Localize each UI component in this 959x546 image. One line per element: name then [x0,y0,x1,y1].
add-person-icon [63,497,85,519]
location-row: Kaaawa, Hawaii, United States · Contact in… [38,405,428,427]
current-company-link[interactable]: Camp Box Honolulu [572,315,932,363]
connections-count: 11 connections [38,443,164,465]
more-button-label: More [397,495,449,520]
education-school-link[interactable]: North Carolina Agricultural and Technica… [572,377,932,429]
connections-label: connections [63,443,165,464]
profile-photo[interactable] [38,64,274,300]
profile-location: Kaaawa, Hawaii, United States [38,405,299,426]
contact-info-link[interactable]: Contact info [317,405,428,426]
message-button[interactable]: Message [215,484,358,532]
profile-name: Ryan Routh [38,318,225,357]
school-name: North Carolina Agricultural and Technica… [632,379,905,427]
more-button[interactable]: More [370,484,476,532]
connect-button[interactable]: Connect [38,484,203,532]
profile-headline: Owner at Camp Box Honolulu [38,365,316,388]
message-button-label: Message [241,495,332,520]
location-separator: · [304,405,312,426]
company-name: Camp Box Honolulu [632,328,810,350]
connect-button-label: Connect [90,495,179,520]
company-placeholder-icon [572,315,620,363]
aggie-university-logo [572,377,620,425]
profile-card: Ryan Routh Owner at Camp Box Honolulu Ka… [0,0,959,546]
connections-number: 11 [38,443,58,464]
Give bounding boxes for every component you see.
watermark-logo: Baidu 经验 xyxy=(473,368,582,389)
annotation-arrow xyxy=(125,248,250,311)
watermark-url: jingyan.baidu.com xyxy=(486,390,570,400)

.....

Please reproduce every one of the rows above, line for line, without changing a single character.

Localize each UI component in this 959x546 image. One line per element: name then [x0,y0,x1,y1].
add-person-icon [63,497,85,519]
location-row: Kaaawa, Hawaii, United States · Contact in… [38,405,428,427]
current-company-link[interactable]: Camp Box Honolulu [572,315,932,363]
connections-count: 11 connections [38,443,164,465]
more-button-label: More [397,495,449,520]
education-school-link[interactable]: North Carolina Agricultural and Technica… [572,377,932,429]
connections-label: connections [63,443,165,464]
profile-photo[interactable] [38,64,274,300]
profile-location: Kaaawa, Hawaii, United States [38,405,299,426]
contact-info-link[interactable]: Contact info [317,405,428,426]
message-button[interactable]: Message [215,484,358,532]
profile-name: Ryan Routh [38,318,225,357]
school-name: North Carolina Agricultural and Technica… [632,379,905,427]
more-button[interactable]: More [370,484,476,532]
connect-button[interactable]: Connect [38,484,203,532]
profile-headline: Owner at Camp Box Honolulu [38,365,316,388]
message-button-label: Message [241,495,332,520]
location-separator: · [304,405,312,426]
company-name: Camp Box Honolulu [632,328,810,350]
connect-button-label: Connect [90,495,179,520]
company-placeholder-icon [572,315,620,363]
aggie-university-logo [572,377,620,425]
profile-card: Ryan Routh Owner at Camp Box Honolulu Ka… [0,0,959,546]
connections-number: 11 [38,443,58,464]
Give bounding boxes for every component you see.
watermark-logo: Baidu 经验 xyxy=(473,368,582,389)
annotation-arrow xyxy=(125,248,250,311)
watermark-url: jingyan.baidu.com xyxy=(486,390,570,400)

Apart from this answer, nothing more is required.